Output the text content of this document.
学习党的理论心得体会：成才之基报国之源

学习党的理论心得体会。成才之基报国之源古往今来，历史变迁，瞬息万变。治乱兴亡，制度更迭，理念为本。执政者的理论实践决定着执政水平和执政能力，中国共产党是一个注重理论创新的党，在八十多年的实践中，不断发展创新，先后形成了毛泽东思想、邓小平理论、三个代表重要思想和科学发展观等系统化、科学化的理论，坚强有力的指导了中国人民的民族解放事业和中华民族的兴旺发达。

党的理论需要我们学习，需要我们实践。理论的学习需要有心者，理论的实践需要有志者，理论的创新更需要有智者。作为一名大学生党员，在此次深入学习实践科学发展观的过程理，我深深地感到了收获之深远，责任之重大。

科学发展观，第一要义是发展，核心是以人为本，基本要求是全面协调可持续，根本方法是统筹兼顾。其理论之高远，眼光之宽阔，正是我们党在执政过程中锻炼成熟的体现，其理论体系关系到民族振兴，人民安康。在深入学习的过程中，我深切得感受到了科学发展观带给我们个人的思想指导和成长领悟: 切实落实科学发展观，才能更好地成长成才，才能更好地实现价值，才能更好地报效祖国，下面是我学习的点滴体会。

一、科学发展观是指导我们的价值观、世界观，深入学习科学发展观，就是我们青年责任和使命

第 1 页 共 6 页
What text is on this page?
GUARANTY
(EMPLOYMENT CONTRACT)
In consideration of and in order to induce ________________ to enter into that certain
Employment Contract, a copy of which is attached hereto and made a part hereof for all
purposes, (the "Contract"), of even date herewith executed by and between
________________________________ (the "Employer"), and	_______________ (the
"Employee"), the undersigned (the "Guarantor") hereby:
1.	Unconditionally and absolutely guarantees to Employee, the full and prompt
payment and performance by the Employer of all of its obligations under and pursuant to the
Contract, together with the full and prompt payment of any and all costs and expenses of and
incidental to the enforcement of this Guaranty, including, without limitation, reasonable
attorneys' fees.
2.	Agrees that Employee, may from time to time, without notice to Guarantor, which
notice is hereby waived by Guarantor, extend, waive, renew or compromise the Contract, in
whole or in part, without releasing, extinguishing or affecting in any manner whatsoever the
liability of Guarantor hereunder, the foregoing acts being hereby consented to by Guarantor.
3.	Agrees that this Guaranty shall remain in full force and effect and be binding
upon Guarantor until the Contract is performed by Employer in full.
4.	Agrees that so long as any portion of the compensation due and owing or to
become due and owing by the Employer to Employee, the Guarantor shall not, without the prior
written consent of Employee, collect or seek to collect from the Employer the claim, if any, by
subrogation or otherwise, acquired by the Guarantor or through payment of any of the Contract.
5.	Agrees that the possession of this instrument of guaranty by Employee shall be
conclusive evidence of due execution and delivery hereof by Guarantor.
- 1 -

Work to do: Repeat every line of the data, exactly and in full.

Answer to this exercise:
Output the text content of this document.
学习党的理论心得体会：成才之基报国之源

学习党的理论心得体会。成才之基报国之源古往今来，历史变迁，瞬息万变。治乱兴亡，制度更迭，理念为本。执政者的理论实践决定着执政水平和执政能力，中国共产党是一个注重理论创新的党，在八十多年的实践中，不断发展创新，先后形成了毛泽东思想、邓小平理论、三个代表重要思想和科学发展观等系统化、科学化的理论，坚强有力的指导了中国人民的民族解放事业和中华民族的兴旺发达。

党的理论需要我们学习，需要我们实践。理论的学习需要有心者，理论的实践需要有志者，理论的创新更需要有智者。作为一名大学生党员，在此次深入学习实践科学发展观的过程理，我深深地感到了收获之深远，责任之重大。

科学发展观，第一要义是发展，核心是以人为本，基本要求是全面协调可持续，根本方法是统筹兼顾。其理论之高远，眼光之宽阔，正是我们党在执政过程中锻炼成熟的体现，其理论体系关系到民族振兴，人民安康。在深入学习的过程中，我深切得感受到了科学发展观带给我们个人的思想指导和成长领悟: 切实落实科学发展观，才能更好地成长成才，才能更好地实现价值，才能更好地报效祖国，下面是我学习的点滴体会。

一、科学发展观是指导我们的价值观、世界观，深入学习科学发展观，就是我们青年责任和使命

第 1 页 共 6 页
What text is on this page?
GUARANTY
(EMPLOYMENT CONTRACT)
In consideration of and in order to induce ________________ to enter into that certain
Employment Contract, a copy of which is attached hereto and made a part hereof for all
purposes, (the "Contract"), of even date herewith executed by and between
________________________________ (the "Employer"), and	_______________ (the
"Employee"), the undersigned (the "Guarantor") hereby:
1.	Unconditionally and absolutely guarantees to Employee, the full and prompt
payment and performance by the Employer of all of its obligations under and pursuant to the
Contract, together with the full and prompt payment of any and all costs and expenses of and
incidental to the enforcement of this Guaranty, including, without limitation, reasonable
attorneys' fees.
2.	Agrees that Employee, may from time to time, without notice to Guarantor, which
notice is hereby waived by Guarantor, extend, waive, renew or compromise the Contract, in
whole or in part, without releasing, extinguishing or affecting in any manner whatsoever the
liability of Guarantor hereunder, the foregoing acts being hereby consented to by Guarantor.
3.	Agrees that this Guaranty shall remain in full force and effect and be binding
upon Guarantor until the Contract is performed by Employer in full.
4.	Agrees that so long as any portion of the compensation due and owing or to
become due and owing by the Employer to Employee, the Guarantor shall not, without the prior
written consent of Employee, collect or seek to collect from the Employer the claim, if any, by
subrogation or otherwise, acquired by the Guarantor or through payment of any of the Contract.
5.	Agrees that the possession of this instrument of guaranty by Employee shall be
conclusive evidence of due execution and delivery hereof by Guarantor.
- 1 -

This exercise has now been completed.